Source text =
Much of the course—designed for sophomores majoring in CBE—involves learning how to program with the software MATLAB. For this kind of material, Reed appreciates more time to work with students on computer coding problems, either one-on-one or in a small group, when she teaches the flipped version of the course in the summer.
She has also noticed that a substantially higher proportion of those summer students take advantage of office hours—perhaps because they have already come to appreciate the value of interacting with the instructor, although the generally smaller class size may play a role as well.
Reed’s colleague, Smith-Bascom Professor Regina Murphy, first explored the flipped format in summer 2013, a year before Reed did, for CBE 250: Process Synthesis. She is now combining the best of both worlds when she teaches her larger class during the school year: traditional lecturing, optional lecture watching at home, and required online quiz taking. She notes that those quizzes are “low-stakes” since the scores don’t have a big impact on the final grade.
“I think the students do well with the optional video lectures because they can review material or get additional practice when they need it,” Murphy says. “Students in a later class may even go back and review those earlier lectures if they feel a little shaky on that topic, which is a really nice use of the online format.”
The biggest advantage of that format may be that it allows students to learn at their own pace: They get to decide when they have mastered the material. In contrast, a traditional lecture exposes all students to new concepts for the exact same amount of time, regardless of their ability to process the information.
Reed notes that the flipped classroom also makes it easier for students to provide feedback to instructors. “Observing how the students tackle the hands-on problems during class, in what we call discussion sections, helps me figure out what’s confusing to them so that I can clarify concepts more quickly,” Reed says. “If I don’t get that feedback, it’s much harder to make course adjustments.”
Another benefit of the discussion sections—especially for learning a programming language—is that students can compare their own problem solutions with others. Reed says this is extremely effective in illustrating how different versions of computer code all arrive at the same final answer, but with different efficiencies: Some programs are much shorter than others.
For Reed and Murphy, the flipped classroom is here to stay. “I think it’s more interesting for students to be actively working on problems during class time, with the teacher serving as a coach, compared to passively listening to a lecture,” Reed says. “And I would agree that this teaching style puts students in the driver’s seat for their learning experience and increases their overall engagement.”

Stated problem 1 = Decide whether each statement agrees with the flipped-classroom article, answering yes or no and quoting the words that settle it: (a) Murphy tried the flipped format a year before Reed did. (b) The online quizzes in Murphy's class weigh heavily on the final grade. (c) Some student programs are much shorter than others.
Stated problem 2 = Reproduce, word for word, the stretch of the flipped-classroom article from "Another benefit of" through "shorter than others.".

Data =

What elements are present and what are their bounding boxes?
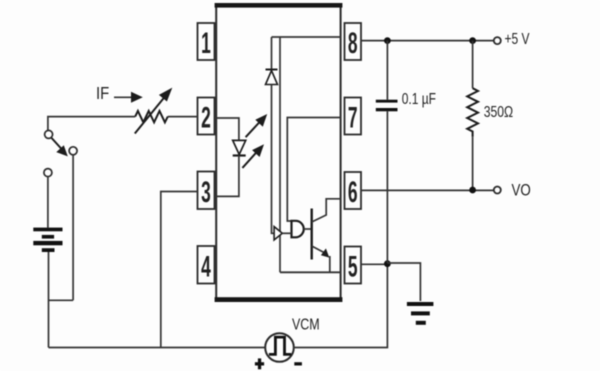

Finished answer 1 =
(a) Yes: "first explored the flipped format in summer 2013, a year before Reed did"
(b) No: "the scores don’t have a big impact on the final grade"
(c) Yes: "Some programs are much shorter than others."

Finished answer 2 =
Another benefit of the discussion sections—especially for learning a programming language—is that students can compare their own problem solutions with others. Reed says this is extremely effective in illustrating how different versions of computer code all arrive at the same final answer, but with different efficiencies: Some programs are much shorter than others.